From the listing below, tally the lines that include "hemodiálisis". Return only the total.
-- start Data rows --
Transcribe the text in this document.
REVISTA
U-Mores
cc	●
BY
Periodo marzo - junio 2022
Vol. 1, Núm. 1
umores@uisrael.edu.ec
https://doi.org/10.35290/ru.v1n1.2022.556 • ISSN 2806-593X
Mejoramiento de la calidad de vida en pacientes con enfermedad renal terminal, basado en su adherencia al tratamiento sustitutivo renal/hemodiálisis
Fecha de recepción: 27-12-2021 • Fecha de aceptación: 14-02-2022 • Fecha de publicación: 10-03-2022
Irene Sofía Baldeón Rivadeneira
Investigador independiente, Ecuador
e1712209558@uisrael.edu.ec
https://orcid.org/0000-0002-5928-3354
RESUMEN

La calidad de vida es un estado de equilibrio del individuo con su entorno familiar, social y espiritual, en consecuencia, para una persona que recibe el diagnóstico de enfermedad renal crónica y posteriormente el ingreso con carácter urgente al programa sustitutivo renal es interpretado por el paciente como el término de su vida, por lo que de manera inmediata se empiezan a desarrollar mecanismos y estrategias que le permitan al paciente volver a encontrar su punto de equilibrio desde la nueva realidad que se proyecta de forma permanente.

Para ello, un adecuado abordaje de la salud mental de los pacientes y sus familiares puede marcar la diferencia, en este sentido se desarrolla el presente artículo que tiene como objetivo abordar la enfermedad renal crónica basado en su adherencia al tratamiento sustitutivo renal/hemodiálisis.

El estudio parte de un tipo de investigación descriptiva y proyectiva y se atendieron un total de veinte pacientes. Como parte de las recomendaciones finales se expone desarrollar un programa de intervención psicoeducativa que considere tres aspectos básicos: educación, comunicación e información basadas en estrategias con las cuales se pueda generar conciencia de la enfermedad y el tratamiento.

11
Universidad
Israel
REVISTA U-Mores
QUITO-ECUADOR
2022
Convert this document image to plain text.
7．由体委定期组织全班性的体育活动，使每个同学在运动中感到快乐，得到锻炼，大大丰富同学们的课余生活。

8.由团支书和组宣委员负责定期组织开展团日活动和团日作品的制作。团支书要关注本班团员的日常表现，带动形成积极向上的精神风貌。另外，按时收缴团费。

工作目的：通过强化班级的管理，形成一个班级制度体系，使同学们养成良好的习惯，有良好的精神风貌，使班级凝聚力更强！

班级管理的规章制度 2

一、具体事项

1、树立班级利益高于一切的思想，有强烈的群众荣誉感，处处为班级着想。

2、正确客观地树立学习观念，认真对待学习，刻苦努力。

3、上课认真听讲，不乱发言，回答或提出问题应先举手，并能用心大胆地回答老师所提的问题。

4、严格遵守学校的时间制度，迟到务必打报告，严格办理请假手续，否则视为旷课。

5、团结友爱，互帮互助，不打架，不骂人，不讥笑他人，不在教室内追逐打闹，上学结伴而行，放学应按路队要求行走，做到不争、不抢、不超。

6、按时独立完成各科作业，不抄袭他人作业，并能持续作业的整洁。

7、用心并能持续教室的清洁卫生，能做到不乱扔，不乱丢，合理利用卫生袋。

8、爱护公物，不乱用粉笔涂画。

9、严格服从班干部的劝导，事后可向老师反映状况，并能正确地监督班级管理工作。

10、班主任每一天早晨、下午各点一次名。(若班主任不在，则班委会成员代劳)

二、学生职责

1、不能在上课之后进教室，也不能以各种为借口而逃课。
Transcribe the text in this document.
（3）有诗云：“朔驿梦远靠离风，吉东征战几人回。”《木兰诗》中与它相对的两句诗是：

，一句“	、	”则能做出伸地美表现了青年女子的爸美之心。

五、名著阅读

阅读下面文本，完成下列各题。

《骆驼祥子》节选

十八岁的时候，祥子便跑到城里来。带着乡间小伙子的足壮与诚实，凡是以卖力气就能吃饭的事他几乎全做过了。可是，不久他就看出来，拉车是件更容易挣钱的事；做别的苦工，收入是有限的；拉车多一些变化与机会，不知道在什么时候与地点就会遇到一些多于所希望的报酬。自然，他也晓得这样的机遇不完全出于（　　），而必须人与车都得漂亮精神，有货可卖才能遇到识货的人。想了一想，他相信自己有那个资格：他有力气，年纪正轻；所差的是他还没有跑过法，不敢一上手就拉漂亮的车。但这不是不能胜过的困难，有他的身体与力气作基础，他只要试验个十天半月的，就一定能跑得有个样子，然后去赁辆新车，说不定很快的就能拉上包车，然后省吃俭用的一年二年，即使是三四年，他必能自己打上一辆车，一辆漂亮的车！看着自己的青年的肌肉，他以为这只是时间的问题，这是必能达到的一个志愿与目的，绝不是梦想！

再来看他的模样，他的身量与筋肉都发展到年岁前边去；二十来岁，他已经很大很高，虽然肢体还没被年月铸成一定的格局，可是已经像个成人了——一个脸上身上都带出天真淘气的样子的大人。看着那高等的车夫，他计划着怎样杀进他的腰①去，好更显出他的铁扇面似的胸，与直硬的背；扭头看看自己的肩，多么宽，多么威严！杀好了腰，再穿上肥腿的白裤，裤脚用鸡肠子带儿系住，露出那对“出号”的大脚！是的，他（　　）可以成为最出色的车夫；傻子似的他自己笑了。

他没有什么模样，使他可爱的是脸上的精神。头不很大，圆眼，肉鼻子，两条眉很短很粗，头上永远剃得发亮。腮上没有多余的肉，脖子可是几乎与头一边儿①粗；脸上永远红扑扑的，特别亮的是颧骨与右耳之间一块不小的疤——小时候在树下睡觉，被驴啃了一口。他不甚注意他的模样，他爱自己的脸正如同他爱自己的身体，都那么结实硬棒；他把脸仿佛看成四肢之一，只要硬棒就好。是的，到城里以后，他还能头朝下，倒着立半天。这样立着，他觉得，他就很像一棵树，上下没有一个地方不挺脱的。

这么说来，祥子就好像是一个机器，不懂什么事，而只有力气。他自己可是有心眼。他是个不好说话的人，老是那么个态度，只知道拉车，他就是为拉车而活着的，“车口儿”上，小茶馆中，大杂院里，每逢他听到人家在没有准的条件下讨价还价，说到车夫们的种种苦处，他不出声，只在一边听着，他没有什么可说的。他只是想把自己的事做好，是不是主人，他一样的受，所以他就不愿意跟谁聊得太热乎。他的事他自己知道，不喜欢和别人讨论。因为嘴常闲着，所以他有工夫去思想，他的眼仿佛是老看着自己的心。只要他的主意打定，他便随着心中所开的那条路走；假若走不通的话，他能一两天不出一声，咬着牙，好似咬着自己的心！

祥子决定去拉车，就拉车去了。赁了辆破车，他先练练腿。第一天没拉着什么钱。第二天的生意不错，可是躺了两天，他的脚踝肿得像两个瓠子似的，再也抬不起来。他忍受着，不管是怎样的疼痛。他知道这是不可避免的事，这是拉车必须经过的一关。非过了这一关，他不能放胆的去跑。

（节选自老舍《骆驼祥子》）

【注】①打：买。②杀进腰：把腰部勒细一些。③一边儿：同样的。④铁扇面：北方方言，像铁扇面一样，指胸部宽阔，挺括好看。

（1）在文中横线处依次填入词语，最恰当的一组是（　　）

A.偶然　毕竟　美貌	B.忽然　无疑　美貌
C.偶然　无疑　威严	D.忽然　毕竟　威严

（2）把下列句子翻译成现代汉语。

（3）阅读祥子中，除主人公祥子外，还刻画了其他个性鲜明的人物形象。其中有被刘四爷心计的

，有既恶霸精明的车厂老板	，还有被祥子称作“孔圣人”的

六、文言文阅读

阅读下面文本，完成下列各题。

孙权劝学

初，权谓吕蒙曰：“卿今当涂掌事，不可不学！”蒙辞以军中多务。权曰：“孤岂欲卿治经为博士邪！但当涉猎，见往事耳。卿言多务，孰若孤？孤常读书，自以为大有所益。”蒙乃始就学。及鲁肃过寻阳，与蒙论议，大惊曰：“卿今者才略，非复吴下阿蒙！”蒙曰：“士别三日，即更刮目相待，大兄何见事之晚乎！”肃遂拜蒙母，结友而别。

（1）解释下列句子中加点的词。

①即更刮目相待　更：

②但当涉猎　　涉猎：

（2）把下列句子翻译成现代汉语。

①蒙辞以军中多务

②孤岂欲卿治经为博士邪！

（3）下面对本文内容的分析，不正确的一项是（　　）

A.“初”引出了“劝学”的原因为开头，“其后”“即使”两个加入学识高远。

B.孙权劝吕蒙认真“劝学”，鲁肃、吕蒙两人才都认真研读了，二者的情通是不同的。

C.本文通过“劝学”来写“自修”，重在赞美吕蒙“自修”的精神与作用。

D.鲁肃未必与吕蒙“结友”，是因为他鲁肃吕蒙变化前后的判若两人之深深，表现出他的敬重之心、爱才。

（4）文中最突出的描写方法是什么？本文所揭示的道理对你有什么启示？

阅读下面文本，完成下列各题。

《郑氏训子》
-- end Data rows --
▶ Output: 2